**SET TASKS:**
**1.** Retype the passage on DEI policies word for word, starting at "The fundamentally flawed" and ending at "need preferential treatment.".
**2.** In the passage on DEI policies, who signed an executive order last month defunding diversity, equity and inclusion offices and programs in state agencies?
**3.** Pick up the passage on DEI policies after its final sentence and write what comes next.

They skew college admissions; they distort K-12 curriculum to indoctrinate kids; they stack the deck in hiring, and they create a legal tripwire for litigation. Along the way, DEI policies add a whole lot of unwarranted FTEs to the public payroll.
The fundamentally flawed premise of the pernicious DEI movement, as with affirmative action, is that people of a given race, ethnicity, sex, gender identity – you name it – supposedly cannot succeed on campus, in their careers or in life in general without legal intervention and public subsidies. The presumption, in other words, is they need preferential treatment.
Such legally sanctioned discrimination not only is an insult to the presumed beneficiaries, but it also is unconstitutional in some circumstances. The U.S. Supreme Court made that clear in June’s landmark ruling striking down race-based admissions programs in higher ed.
Fortunately, some state governments are starting to step back from the cliff’s edge. More than a dozen state legislatures, including in North Carolina, Ohio, South Carolina and Virginia, considered or passed bills last year curbing DEI programs in higher ed and, in some cases, public schools.
Colorado’s neighbor Oklahoma is the latest to act. Gov. Kevin Stitt signed an executive order last month defunding diversity, equity and inclusion offices and programs in state agencies, including the public colleges.

**EXTRACTED INFORMATION:**
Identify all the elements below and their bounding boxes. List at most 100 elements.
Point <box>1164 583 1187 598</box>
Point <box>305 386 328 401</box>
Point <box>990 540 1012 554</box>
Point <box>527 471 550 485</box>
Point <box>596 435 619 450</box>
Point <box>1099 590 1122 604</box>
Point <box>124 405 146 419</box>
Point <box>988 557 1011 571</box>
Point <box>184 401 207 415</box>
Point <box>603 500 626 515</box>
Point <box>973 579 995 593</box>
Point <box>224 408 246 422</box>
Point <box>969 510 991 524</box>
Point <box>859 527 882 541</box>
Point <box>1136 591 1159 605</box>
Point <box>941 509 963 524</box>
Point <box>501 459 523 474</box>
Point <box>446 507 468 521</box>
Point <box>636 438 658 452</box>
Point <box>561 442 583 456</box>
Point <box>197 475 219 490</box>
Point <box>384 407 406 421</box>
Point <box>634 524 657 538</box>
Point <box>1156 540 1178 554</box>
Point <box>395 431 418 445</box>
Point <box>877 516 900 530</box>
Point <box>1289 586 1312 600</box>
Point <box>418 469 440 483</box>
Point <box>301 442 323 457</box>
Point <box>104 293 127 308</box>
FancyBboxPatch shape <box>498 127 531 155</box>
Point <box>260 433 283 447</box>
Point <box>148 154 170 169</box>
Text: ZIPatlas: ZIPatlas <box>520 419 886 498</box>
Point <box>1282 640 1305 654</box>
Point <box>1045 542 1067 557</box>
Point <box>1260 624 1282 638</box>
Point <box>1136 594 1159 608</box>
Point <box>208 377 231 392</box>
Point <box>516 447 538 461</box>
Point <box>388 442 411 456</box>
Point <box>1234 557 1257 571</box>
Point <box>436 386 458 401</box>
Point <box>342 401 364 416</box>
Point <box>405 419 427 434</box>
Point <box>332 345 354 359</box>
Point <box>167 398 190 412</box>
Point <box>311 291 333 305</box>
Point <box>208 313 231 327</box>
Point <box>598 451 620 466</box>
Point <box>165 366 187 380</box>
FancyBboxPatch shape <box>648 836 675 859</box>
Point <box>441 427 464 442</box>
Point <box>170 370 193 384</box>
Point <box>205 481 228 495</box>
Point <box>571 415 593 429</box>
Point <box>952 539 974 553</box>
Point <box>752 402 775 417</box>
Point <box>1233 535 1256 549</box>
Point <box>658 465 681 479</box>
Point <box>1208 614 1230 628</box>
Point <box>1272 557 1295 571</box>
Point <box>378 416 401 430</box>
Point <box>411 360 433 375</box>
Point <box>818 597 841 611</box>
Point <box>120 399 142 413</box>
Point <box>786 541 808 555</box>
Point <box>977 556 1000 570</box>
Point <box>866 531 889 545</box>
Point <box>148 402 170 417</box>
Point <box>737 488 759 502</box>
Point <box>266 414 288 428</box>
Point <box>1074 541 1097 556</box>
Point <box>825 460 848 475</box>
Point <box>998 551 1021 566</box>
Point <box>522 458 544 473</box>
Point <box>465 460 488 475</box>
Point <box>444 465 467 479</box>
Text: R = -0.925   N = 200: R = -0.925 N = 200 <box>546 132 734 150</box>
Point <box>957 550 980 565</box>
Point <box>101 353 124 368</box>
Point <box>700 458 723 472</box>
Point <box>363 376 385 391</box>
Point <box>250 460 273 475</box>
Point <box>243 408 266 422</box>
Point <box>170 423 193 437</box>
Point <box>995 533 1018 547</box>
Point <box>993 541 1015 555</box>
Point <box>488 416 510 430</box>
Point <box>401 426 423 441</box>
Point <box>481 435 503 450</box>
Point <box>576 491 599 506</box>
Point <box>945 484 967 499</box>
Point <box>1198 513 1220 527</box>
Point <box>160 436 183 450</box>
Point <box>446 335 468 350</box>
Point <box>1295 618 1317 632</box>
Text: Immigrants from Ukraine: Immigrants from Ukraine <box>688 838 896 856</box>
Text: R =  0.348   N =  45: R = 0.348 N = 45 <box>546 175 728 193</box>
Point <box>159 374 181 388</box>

**TASK ANSWERS:**
**1.**
The fundamentally flawed premise of the pernicious DEI movement, as with affirmative action, is that people of a given race, ethnicity, sex, gender identity – you name it – supposedly cannot succeed on campus, in their careers or in life in general without legal intervention and public subsidies. The presumption, in other words, is they need preferential treatment.

**2.** Oklahoma Gov. Kevin Stitt.

**3.**
Gov. Jared Polis ought to do likewise. He can sidestep the political quagmire of the Legislature with an executive order dismantling DEI offices and programs in state government.
Polis is nothing if not an independent thinker, at times above the partisan fray. Some call him a maverick. The quest for equal opportunity ought to appeal to his highest principles given his impassioned, longtime support for equal opportunity in public education.
While he’s at it, Polis should call on the higher ed governing bodies to follow suit. The state’s higher-ed systems have their governance – the University of Colorado Board of Regents is elected – so it is incumbent on their respective board members to stand up for true equality.
That means standing against the preferential treatment of DEI and disbanding its enforcement arm in their bureaucracies.
Although the momentum to take down DEI comes mostly from the right side of the political aisle, the backlash against the “diversity, equity and inclusion” agenda is ultimately not about the usual partisan divide or the perennial faceoff over ideology. It is about restoring fairness and true equal opportunity to public policy.
It’s a cause Polis, and Colorado higher ed, should embrace with conviction.